TASK BRIEF | Would you quote the material below in full and unchanged?

(Figure data in JSON)
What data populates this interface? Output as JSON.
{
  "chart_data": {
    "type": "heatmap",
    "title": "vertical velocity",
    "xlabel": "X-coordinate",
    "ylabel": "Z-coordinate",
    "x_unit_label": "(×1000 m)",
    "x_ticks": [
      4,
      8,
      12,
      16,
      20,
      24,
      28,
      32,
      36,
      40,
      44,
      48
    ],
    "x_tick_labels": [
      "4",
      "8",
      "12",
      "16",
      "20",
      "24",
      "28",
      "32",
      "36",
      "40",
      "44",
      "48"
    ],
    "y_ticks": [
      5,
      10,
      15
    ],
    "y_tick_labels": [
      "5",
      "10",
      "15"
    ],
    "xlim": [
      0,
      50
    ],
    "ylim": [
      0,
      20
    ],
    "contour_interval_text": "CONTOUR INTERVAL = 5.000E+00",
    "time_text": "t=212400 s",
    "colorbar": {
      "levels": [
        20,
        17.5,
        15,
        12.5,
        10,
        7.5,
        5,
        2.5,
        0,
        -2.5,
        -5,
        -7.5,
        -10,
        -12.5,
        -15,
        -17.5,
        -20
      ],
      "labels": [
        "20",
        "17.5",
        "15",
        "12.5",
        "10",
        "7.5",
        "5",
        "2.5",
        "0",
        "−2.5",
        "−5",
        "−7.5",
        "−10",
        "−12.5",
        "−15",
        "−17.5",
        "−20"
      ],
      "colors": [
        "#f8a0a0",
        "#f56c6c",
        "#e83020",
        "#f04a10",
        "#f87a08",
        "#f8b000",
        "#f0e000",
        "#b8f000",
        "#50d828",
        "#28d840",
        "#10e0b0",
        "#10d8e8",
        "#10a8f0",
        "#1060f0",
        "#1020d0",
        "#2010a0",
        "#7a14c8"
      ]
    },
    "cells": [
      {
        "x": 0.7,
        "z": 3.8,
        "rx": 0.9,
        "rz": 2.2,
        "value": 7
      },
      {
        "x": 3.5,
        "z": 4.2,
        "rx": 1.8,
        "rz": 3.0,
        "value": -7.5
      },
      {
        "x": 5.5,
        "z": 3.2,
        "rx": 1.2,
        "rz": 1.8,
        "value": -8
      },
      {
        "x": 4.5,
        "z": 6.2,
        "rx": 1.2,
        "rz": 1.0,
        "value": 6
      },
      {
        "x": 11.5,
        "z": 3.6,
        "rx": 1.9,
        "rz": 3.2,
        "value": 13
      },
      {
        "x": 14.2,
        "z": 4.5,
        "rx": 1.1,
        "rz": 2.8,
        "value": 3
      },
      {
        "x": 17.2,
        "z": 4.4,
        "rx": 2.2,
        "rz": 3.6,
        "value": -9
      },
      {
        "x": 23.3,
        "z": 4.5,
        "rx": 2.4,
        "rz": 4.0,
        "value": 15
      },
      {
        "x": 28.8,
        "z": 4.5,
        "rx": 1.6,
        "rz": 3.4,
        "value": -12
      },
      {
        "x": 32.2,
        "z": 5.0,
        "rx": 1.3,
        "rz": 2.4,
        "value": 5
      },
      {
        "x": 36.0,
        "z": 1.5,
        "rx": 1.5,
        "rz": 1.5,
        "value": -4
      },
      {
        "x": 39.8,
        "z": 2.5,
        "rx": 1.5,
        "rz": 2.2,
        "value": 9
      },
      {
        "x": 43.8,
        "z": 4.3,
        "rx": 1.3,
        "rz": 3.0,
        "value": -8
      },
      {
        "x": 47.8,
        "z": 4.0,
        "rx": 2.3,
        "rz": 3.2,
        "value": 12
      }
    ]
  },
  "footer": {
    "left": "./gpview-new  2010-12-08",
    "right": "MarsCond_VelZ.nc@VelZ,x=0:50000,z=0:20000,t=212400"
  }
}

OUTPUT OF THE TASK |
What data populates this interface? Output as JSON.
{
  "chart_data": {
    "type": "heatmap",
    "title": "vertical velocity",
    "xlabel": "X-coordinate",
    "ylabel": "Z-coordinate",
    "x_unit_label": "(×1000 m)",
    "x_ticks": [
      4,
      8,
      12,
      16,
      20,
      24,
      28,
      32,
      36,
      40,
      44,
      48
    ],
    "x_tick_labels": [
      "4",
      "8",
      "12",
      "16",
      "20",
      "24",
      "28",
      "32",
      "36",
      "40",
      "44",
      "48"
    ],
    "y_ticks": [
      5,
      10,
      15
    ],
    "y_tick_labels": [
      "5",
      "10",
      "15"
    ],
    "xlim": [
      0,
      50
    ],
    "ylim": [
      0,
      20
    ],
    "contour_interval_text": "CONTOUR INTERVAL = 5.000E+00",
    "time_text": "t=212400 s",
    "colorbar": {
      "levels": [
        20,
        17.5,
        15,
        12.5,
        10,
        7.5,
        5,
        2.5,
        0,
        -2.5,
        -5,
        -7.5,
        -10,
        -12.5,
        -15,
        -17.5,
        -20
      ],
      "labels": [
        "20",
        "17.5",
        "15",
        "12.5",
        "10",
        "7.5",
        "5",
        "2.5",
        "0",
        "−2.5",
        "−5",
        "−7.5",
        "−10",
        "−12.5",
        "−15",
        "−17.5",
        "−20"
      ],
      "colors": [
        "#f8a0a0",
        "#f56c6c",
        "#e83020",
        "#f04a10",
        "#f87a08",
        "#f8b000",
        "#f0e000",
        "#b8f000",
        "#50d828",
        "#28d840",
        "#10e0b0",
        "#10d8e8",
        "#10a8f0",
        "#1060f0",
        "#1020d0",
        "#2010a0",
        "#7a14c8"
      ]
    },
    "cells": [
      {
        "x": 0.7,
        "z": 3.8,
        "rx": 0.9,
        "rz": 2.2,
        "value": 7
      },
      {
        "x": 3.5,
        "z": 4.2,
        "rx": 1.8,
        "rz": 3.0,
        "value": -7.5
      },
      {
        "x": 5.5,
        "z": 3.2,
        "rx": 1.2,
        "rz": 1.8,
        "value": -8
      },
      {
        "x": 4.5,
        "z": 6.2,
        "rx": 1.2,
        "rz": 1.0,
        "value": 6
      },
      {
        "x": 11.5,
        "z": 3.6,
        "rx": 1.9,
        "rz": 3.2,
        "value": 13
      },
      {
        "x": 14.2,
        "z": 4.5,
        "rx": 1.1,
        "rz": 2.8,
        "value": 3
      },
      {
        "x": 17.2,
        "z": 4.4,
        "rx": 2.2,
        "rz": 3.6,
        "value": -9
      },
      {
        "x": 23.3,
        "z": 4.5,
        "rx": 2.4,
        "rz": 4.0,
        "value": 15
      },
      {
        "x": 28.8,
        "z": 4.5,
        "rx": 1.6,
        "rz": 3.4,
        "value": -12
      },
      {
        "x": 32.2,
        "z": 5.0,
        "rx": 1.3,
        "rz": 2.4,
        "value": 5
      },
      {
        "x": 36.0,
        "z": 1.5,
        "rx": 1.5,
        "rz": 1.5,
        "value": -4
      },
      {
        "x": 39.8,
        "z": 2.5,
        "rx": 1.5,
        "rz": 2.2,
        "value": 9
      },
      {
        "x": 43.8,
        "z": 4.3,
        "rx": 1.3,
        "rz": 3.0,
        "value": -8
      },
      {
        "x": 47.8,
        "z": 4.0,
        "rx": 2.3,
        "rz": 3.2,
        "value": 12
      }
    ]
  },
  "footer": {
    "left": "./gpview-new  2010-12-08",
    "right": "MarsCond_VelZ.nc@VelZ,x=0:50000,z=0:20000,t=212400"
  }
}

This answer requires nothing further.